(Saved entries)
######
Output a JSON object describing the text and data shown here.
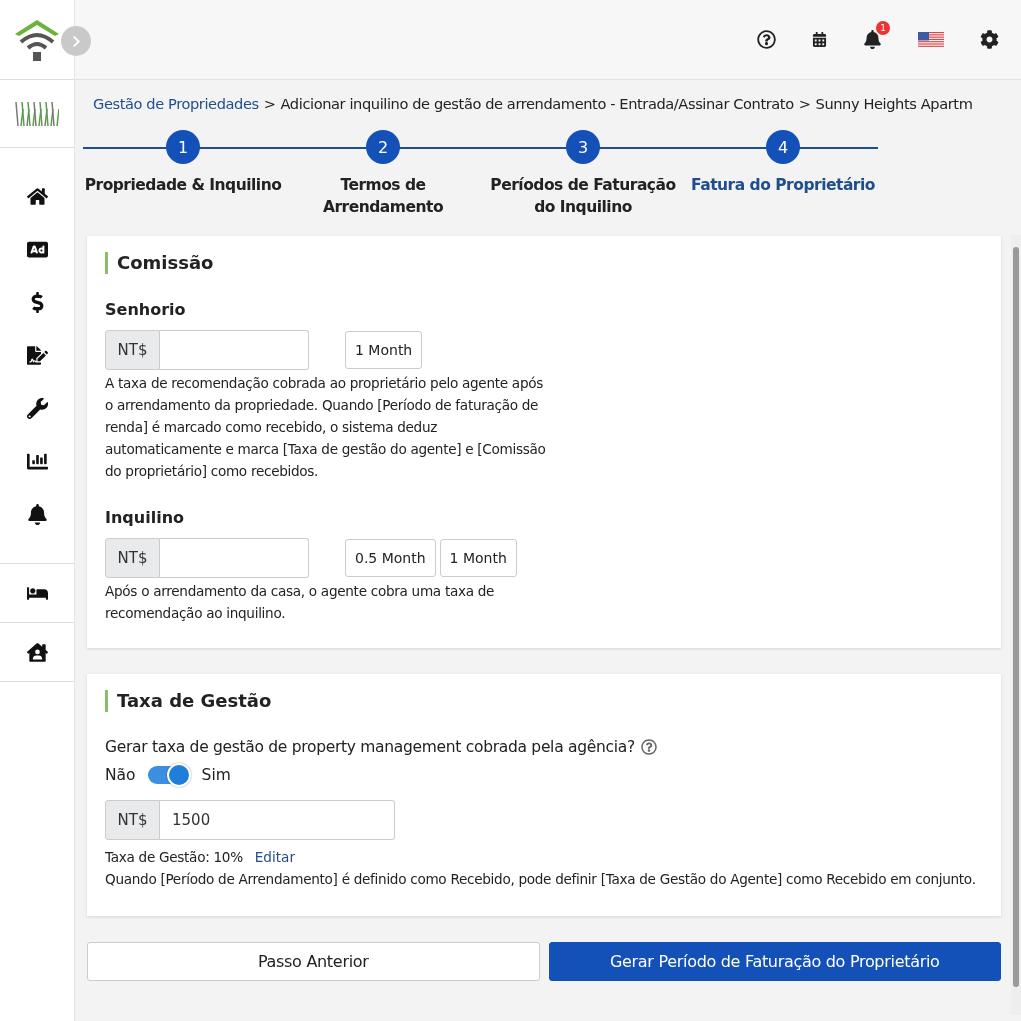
{
  "topbar": {
    "notification_count": "1"
  },
  "breadcrumb": {
    "separator": ">",
    "items": [
      {
        "label": "Gestão de Propriedades",
        "kind": "link"
      },
      {
        "label": "Adicionar inquilino de gestão de arrendamento - Entrada/Assinar Contrato",
        "kind": "text"
      },
      {
        "label": "Sunny Heights Apartm",
        "kind": "text"
      }
    ]
  },
  "steps": [
    {
      "number": "1",
      "label": "Propriedade & Inquilino",
      "selected": false
    },
    {
      "number": "2",
      "label": "Termos de Arrendamento",
      "selected": false
    },
    {
      "number": "3",
      "label": "Períodos de Faturação do Inquilino",
      "selected": false
    },
    {
      "number": "4",
      "label": "Fatura do Proprietário",
      "selected": true
    }
  ],
  "commission": {
    "title": "Comissão",
    "groups": [
      {
        "label": "Senhorio",
        "prefix": "NT$",
        "options": [
          "1 Month"
        ],
        "note": "A taxa de recomendação cobrada ao proprietário pelo agente após o arrendamento da propriedade. Quando [Período de faturação de renda] é marcado como recebido, o sistema deduz automaticamente e marca [Taxa de gestão do agente] e [Comissão do proprietário] como recebidos."
      },
      {
        "label": "Inquilino",
        "prefix": "NT$",
        "options": [
          "0.5 Month",
          "1 Month"
        ],
        "note": "Após o arrendamento da casa, o agente cobra uma taxa de recomendação ao inquilino."
      }
    ]
  },
  "management_fee": {
    "title": "Taxa de Gestão",
    "question": "Gerar taxa de gestão de property management cobrada pela agência?",
    "off_label": "Não",
    "on_label": "Sim",
    "on": true,
    "prefix": "NT$",
    "value": "1500",
    "rate": "Taxa de Gestão: 10%",
    "edit_link": "Editar",
    "note": "Quando [Período de Arrendamento] é definido como Recebido, pode definir [Taxa de Gestão do Agente] como Recebido em conjunto."
  },
  "buttons": [
    {
      "label": "Passo Anterior",
      "kind": "secondary"
    },
    {
      "label": "Gerar Período de Faturação do Proprietário",
      "kind": "primary"
    }
  ]
}
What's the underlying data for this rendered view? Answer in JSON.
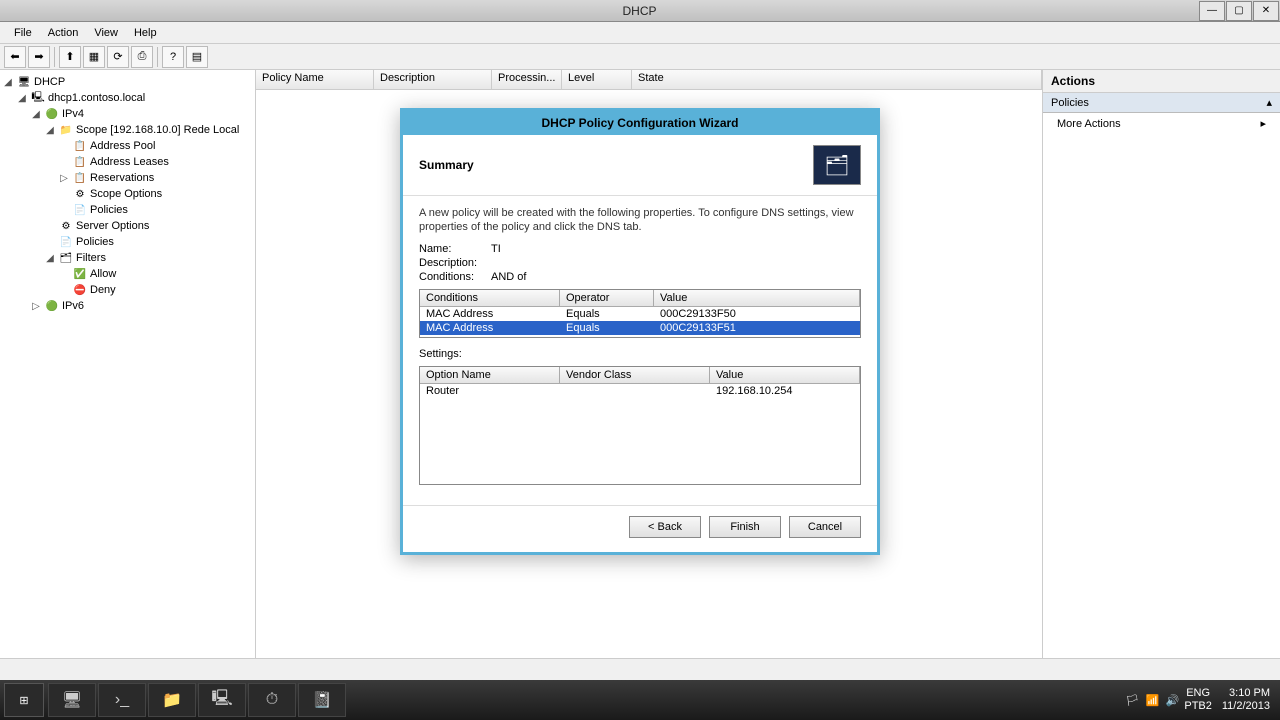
{
  "window": {
    "title": "DHCP"
  },
  "menu": {
    "file": "File",
    "action": "Action",
    "view": "View",
    "help": "Help"
  },
  "columns": {
    "policy": "Policy Name",
    "desc": "Description",
    "proc": "Processin...",
    "level": "Level",
    "state": "State"
  },
  "tree": {
    "root": "DHCP",
    "server": "dhcp1.contoso.local",
    "ipv4": "IPv4",
    "scope": "Scope [192.168.10.0] Rede Local",
    "addrpool": "Address Pool",
    "addrleases": "Address Leases",
    "reservations": "Reservations",
    "scopeopts": "Scope Options",
    "policies": "Policies",
    "serveropts": "Server Options",
    "policies2": "Policies",
    "filters": "Filters",
    "allow": "Allow",
    "deny": "Deny",
    "ipv6": "IPv6"
  },
  "actions": {
    "header": "Actions",
    "section": "Policies",
    "more": "More Actions"
  },
  "dialog": {
    "title": "DHCP Policy Configuration Wizard",
    "summary": "Summary",
    "info": "A new policy will be created with the following properties. To configure DNS settings, view properties of the policy and click the DNS tab.",
    "name_k": "Name:",
    "name_v": "TI",
    "desc_k": "Description:",
    "desc_v": "",
    "cond_k": "Conditions:",
    "cond_v": "AND of",
    "cond_hdr": {
      "c1": "Conditions",
      "c2": "Operator",
      "c3": "Value"
    },
    "cond_rows": [
      {
        "c1": "MAC Address",
        "c2": "Equals",
        "c3": "000C29133F50"
      },
      {
        "c1": "MAC Address",
        "c2": "Equals",
        "c3": "000C29133F51"
      }
    ],
    "settings_lbl": "Settings:",
    "set_hdr": {
      "c1": "Option Name",
      "c2": "Vendor Class",
      "c3": "Value"
    },
    "set_rows": [
      {
        "c1": "Router",
        "c2": "",
        "c3": "192.168.10.254"
      }
    ],
    "back": "< Back",
    "finish": "Finish",
    "cancel": "Cancel"
  },
  "taskbar": {
    "lang": "ENG",
    "kbd": "PTB2",
    "time": "3:10 PM",
    "date": "11/2/2013"
  }
}
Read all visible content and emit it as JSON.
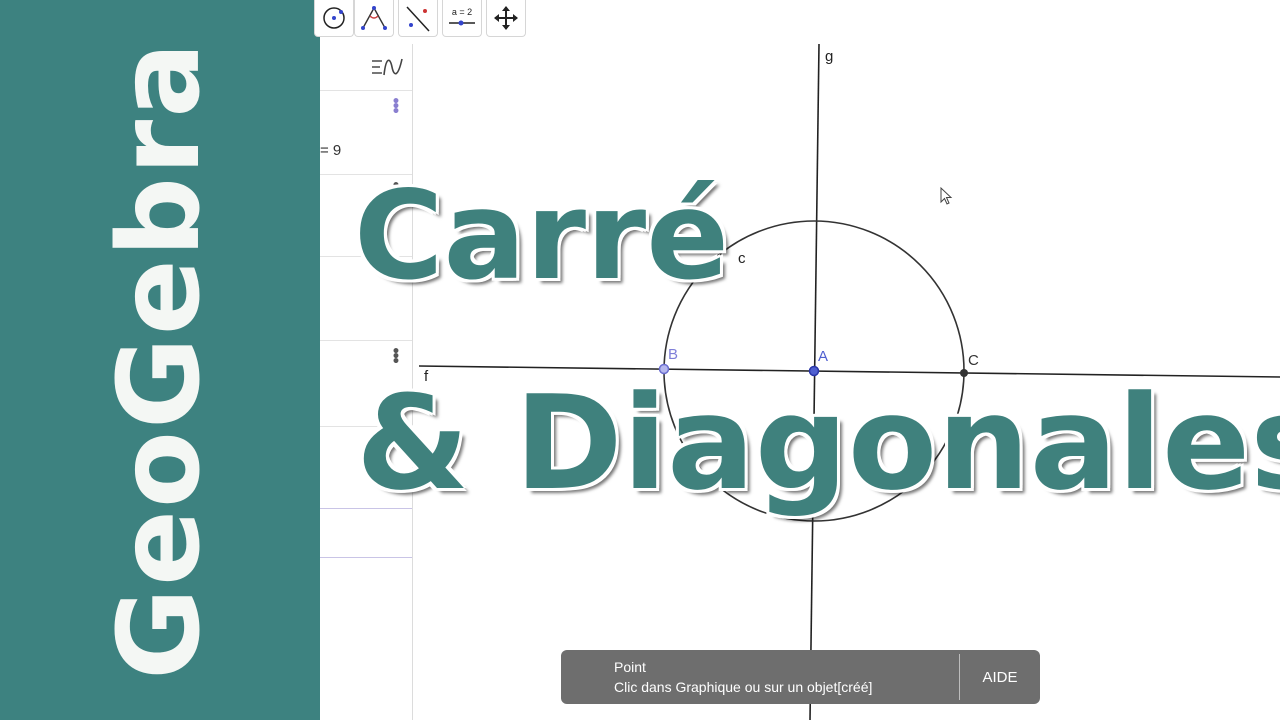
{
  "sidebar": {
    "brand_text": "GeoGebra",
    "color": "#3d8280"
  },
  "toolbar": {
    "tools": [
      {
        "icon": "circle-tool-icon"
      },
      {
        "icon": "angle-tool-icon"
      },
      {
        "icon": "reflect-line-tool-icon"
      },
      {
        "icon": "slider-tool-icon",
        "label": "a = 2"
      },
      {
        "icon": "move-graphics-tool-icon"
      }
    ]
  },
  "algebra": {
    "menu_icon": "algebra-view-menu-icon",
    "visible_value": "= 9"
  },
  "graphics": {
    "axis_labels": {
      "vertical": "g",
      "horizontal": "f"
    },
    "circle_label": "c",
    "points": [
      {
        "name": "B",
        "color": "#7f7fd8"
      },
      {
        "name": "A",
        "color": "#4f5fd0"
      },
      {
        "name": "C",
        "color": "#333333"
      }
    ]
  },
  "overlay": {
    "title_line1": "Carré",
    "title_line2": "& Diagonales",
    "title_color": "#3f817d"
  },
  "status": {
    "tool_name": "Point",
    "hint": "Clic dans Graphique ou sur un objet[créé]",
    "help_label": "AIDE"
  }
}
######
Requirement: Which lines contain the word "Address"? Return each of them.

Completed task:
    "addrpool": "Address Pool",
    "addrleases": "Address Leases",
        "c1": "MAC Address",
        "c1": "MAC Address",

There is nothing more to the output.